Print every one of the entries below again, word for word, leaving out the pictures.

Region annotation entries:
◇ ◇ ◇ ◇

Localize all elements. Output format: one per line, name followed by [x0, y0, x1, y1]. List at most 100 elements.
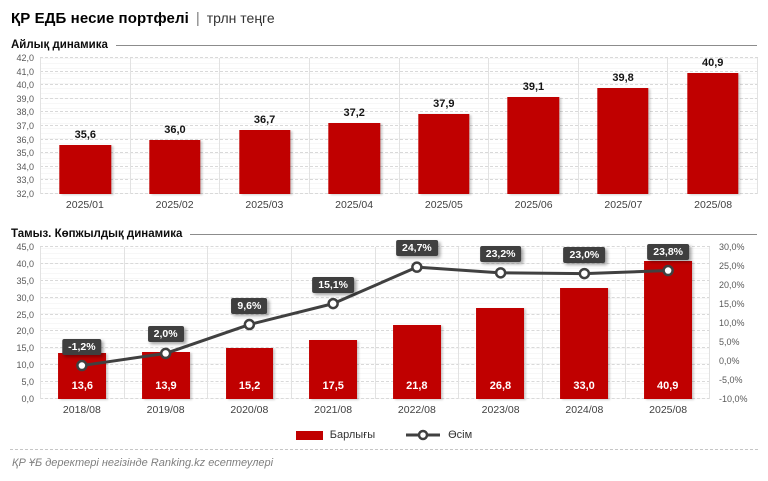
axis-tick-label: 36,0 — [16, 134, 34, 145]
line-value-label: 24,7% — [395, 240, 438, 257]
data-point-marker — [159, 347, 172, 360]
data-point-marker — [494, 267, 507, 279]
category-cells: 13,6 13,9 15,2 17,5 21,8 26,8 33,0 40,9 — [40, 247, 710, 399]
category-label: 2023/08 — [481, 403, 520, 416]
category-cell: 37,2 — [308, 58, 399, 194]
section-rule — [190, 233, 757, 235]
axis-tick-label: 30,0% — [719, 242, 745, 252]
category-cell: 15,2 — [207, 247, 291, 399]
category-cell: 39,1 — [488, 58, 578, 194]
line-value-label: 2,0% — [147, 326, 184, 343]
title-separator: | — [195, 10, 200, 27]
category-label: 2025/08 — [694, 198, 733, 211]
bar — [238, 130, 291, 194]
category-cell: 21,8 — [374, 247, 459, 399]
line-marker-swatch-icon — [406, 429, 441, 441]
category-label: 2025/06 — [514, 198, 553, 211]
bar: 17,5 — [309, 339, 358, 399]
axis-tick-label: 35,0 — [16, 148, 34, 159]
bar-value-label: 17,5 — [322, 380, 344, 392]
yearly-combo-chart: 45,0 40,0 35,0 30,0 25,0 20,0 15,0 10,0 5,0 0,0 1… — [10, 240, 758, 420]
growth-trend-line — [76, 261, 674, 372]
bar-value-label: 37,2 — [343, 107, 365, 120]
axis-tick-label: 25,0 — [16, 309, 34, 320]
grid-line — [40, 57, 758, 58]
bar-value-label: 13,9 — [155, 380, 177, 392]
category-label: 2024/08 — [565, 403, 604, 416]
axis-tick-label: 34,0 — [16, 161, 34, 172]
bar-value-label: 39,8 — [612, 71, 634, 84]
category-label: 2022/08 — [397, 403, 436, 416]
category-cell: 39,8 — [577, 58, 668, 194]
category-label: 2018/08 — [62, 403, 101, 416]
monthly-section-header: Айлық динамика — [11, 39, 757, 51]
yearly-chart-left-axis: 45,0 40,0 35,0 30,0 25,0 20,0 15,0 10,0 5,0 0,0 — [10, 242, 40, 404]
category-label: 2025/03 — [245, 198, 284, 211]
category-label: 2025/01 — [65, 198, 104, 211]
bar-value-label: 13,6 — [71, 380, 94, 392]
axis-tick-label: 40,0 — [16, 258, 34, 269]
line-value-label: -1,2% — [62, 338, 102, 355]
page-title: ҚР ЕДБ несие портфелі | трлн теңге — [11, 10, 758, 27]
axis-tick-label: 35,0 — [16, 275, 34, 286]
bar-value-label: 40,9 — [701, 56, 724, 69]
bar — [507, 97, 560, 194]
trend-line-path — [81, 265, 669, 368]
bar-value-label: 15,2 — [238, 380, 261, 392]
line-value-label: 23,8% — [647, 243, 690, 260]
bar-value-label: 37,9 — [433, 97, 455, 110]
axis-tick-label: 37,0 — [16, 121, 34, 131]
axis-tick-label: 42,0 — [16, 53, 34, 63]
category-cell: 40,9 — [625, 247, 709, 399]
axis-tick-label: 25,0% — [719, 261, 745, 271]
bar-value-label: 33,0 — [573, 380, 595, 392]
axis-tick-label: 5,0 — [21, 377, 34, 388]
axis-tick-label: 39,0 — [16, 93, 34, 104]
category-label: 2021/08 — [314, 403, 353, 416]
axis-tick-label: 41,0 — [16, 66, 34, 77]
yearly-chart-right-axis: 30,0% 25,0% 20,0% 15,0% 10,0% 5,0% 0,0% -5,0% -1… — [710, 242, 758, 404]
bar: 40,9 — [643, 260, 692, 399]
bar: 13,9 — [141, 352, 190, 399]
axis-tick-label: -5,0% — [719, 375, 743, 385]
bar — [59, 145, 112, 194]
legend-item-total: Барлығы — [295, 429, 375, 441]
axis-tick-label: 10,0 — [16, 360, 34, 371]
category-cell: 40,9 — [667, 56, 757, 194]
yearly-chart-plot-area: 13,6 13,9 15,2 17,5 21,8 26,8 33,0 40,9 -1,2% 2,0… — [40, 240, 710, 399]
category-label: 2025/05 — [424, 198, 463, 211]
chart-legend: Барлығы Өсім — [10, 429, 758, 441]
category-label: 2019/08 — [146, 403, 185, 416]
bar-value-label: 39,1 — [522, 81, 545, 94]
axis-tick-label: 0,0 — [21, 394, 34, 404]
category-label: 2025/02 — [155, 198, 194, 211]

◇ ◇ ◇ ◇

- [Exercise result]
Localize all elements. Output format: one per line, name followed by [x0, y0, x1, y1]. List at most 100 elements.
axis-tick-label: 36,0 — [16, 134, 34, 145]
line-value-label: 24,7% — [395, 240, 438, 257]
data-point-marker — [159, 347, 172, 360]
data-point-marker — [494, 267, 507, 279]
category-cells: 13,6 13,9 15,2 17,5 21,8 26,8 33,0 40,9 — [40, 247, 710, 399]
category-label: 2023/08 — [481, 403, 520, 416]
category-cell: 37,2 — [308, 58, 399, 194]
section-rule — [190, 233, 757, 235]
axis-tick-label: 30,0% — [719, 242, 745, 252]
category-cell: 15,2 — [207, 247, 291, 399]
category-cell: 39,1 — [488, 58, 578, 194]
line-value-label: 2,0% — [147, 326, 184, 343]
title-separator: | — [195, 10, 200, 27]
category-label: 2025/08 — [694, 198, 733, 211]
bar — [238, 130, 291, 194]
category-cell: 21,8 — [374, 247, 459, 399]
line-marker-swatch-icon — [406, 429, 441, 441]
category-label: 2025/06 — [514, 198, 553, 211]
bar: 17,5 — [309, 339, 358, 399]
axis-tick-label: 35,0 — [16, 148, 34, 159]
bar-value-label: 17,5 — [322, 380, 344, 392]
yearly-combo-chart: 45,0 40,0 35,0 30,0 25,0 20,0 15,0 10,0 5,0 0,0 1… — [10, 240, 758, 420]
growth-trend-line — [76, 261, 674, 372]
bar-value-label: 37,2 — [343, 107, 365, 120]
axis-tick-label: 25,0 — [16, 309, 34, 320]
grid-line — [40, 57, 758, 58]
bar-value-label: 13,9 — [155, 380, 177, 392]
category-label: 2024/08 — [565, 403, 604, 416]
axis-tick-label: 34,0 — [16, 161, 34, 172]
bar-value-label: 39,8 — [612, 71, 634, 84]
category-label: 2022/08 — [397, 403, 436, 416]
category-cell: 39,8 — [577, 58, 668, 194]
category-label: 2018/08 — [62, 403, 101, 416]
monthly-section-header: Айлық динамика — [11, 39, 757, 51]
yearly-chart-left-axis: 45,0 40,0 35,0 30,0 25,0 20,0 15,0 10,0 5,0 0,0 — [10, 242, 40, 404]
category-label: 2025/03 — [245, 198, 284, 211]
category-label: 2025/01 — [65, 198, 104, 211]
bar-value-label: 13,6 — [71, 380, 94, 392]
axis-tick-label: 40,0 — [16, 258, 34, 269]
line-value-label: -1,2% — [62, 338, 102, 355]
page-title: ҚР ЕДБ несие портфелі | трлн теңге — [11, 10, 758, 27]
axis-tick-label: 35,0 — [16, 275, 34, 286]
bar-value-label: 40,9 — [701, 56, 724, 69]
bar — [507, 97, 560, 194]
trend-line-path — [81, 265, 669, 368]
bar-value-label: 15,2 — [238, 380, 261, 392]
line-value-label: 23,8% — [647, 243, 690, 260]
bar-value-label: 37,9 — [433, 97, 455, 110]
axis-tick-label: 37,0 — [16, 121, 34, 131]
axis-tick-label: 42,0 — [16, 53, 34, 63]
category-cell: 40,9 — [625, 247, 709, 399]
axis-tick-label: 25,0% — [719, 261, 745, 271]
bar-value-label: 33,0 — [573, 380, 595, 392]
axis-tick-label: 5,0 — [21, 377, 34, 388]
axis-tick-label: 39,0 — [16, 93, 34, 104]
category-label: 2021/08 — [314, 403, 353, 416]
axis-tick-label: 41,0 — [16, 66, 34, 77]
yearly-chart-right-axis: 30,0% 25,0% 20,0% 15,0% 10,0% 5,0% 0,0% -5,0% -1… — [710, 242, 758, 404]
bar: 40,9 — [643, 260, 692, 399]
bar: 13,9 — [141, 352, 190, 399]
axis-tick-label: -5,0% — [719, 375, 743, 385]
bar — [59, 145, 112, 194]
legend-item-total: Барлығы — [295, 429, 375, 441]
axis-tick-label: 10,0 — [16, 360, 34, 371]
category-cell: 40,9 — [667, 56, 757, 194]
yearly-chart-plot-area: 13,6 13,9 15,2 17,5 21,8 26,8 33,0 40,9 -1,2% 2,0… — [40, 240, 710, 399]
category-label: 2025/05 — [424, 198, 463, 211]
chart-legend: Барлығы Өсім — [10, 429, 758, 441]
category-label: 2019/08 — [146, 403, 185, 416]
bar-value-label: 39,1 — [522, 81, 545, 94]
axis-tick-label: 0,0 — [21, 394, 34, 404]
category-label: 2025/02 — [155, 198, 194, 211]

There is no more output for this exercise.